冬眠研究の概要の続きを、示されている最後の部分の後から書き足してください。

分析用テキスト.

———

研究概要
A01
冬眠発動の分子機構:深冬眠実行の分子基盤と飢餓性休眠との共通性の解明
北海道大学低温科学研究所・教授
(計画代表)
福山大学薬学部・准教授
(分担)

A02
能動的低代謝の分子機構:冬眠様低代謝の誘導による休眠省エネ機構の解明
理化学研究所 生命機能科学研究センター・上級研究員
(計画代表)
私の研究チームでは冬眠のような能動的低代謝を臨床に応用するための研究開発を行っています。臨床において患者の代謝を安全に低下させることは大きな意味を持ちます。急性疾患の最重症期を乗り切ることや重症患者の搬送など、代謝が高いことが問題となる事象に対して、低代謝はプラスに働くことが予想されるからです。そこで、マウスを用いて能動的低代謝の原理を明らかにし、人間の臓器・細胞に同様の機能を組み込むための研究開発をミッションとしています。マウスは絶食により数時間という日内休眠を誘導できますが、最近になってマウスを冬眠のような数日に渡る低代謝状態に誘導することに成功しました。本領域研究では、冬眠様状態のマウスを用いた研究開発を進めていく予定です。

理化学研究所生命機能科学研究センター・チームリーダー
(分担)

———

生データ.
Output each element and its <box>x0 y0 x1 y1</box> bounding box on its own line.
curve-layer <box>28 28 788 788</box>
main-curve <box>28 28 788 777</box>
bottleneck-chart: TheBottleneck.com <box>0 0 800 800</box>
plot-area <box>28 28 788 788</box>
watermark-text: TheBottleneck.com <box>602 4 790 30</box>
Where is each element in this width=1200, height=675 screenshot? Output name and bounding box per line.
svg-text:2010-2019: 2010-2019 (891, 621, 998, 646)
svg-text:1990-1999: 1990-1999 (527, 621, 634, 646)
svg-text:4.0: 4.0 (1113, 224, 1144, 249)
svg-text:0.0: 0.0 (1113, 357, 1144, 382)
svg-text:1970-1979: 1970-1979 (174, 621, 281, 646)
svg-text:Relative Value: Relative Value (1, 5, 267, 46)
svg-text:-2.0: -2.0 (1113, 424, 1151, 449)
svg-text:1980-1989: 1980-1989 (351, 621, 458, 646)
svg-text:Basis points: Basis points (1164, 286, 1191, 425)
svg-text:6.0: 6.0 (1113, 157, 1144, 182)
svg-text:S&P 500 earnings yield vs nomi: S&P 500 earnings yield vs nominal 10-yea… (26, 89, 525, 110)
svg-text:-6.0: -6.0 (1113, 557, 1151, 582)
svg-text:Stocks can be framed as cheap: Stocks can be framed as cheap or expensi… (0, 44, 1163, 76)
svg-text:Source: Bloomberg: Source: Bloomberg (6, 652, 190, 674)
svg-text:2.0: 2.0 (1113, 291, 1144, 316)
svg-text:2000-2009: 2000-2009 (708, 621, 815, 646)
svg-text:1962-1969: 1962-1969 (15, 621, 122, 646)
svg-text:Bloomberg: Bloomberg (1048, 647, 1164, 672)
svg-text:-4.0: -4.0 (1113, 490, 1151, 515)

———

解答.
最先端の生殖・発生工学技術を駆使した遺伝子改変マウス・ラット作製支援を国内外に展開しています。また、遺伝子改変動物作製の効率化、高速化を目指した技術開発を行うとともに、医学・生物学研究分野において汎用性の高い種々のレポーターマウス系統の開発を通してマウス初期胚を用いた発生研究などを進めています。本領域研究では、冬眠制御機構と生物多様性に関する理解を推進するために、新たなモデル動物の開発にも取り組みます。

A03
冬眠温度受容の分子機構: 温度感受性TRPチャネルの意義の解明
自然科学研究機構 生理学研究所 細胞生理研究部門/生命創成探求センター・教授
(計画代表)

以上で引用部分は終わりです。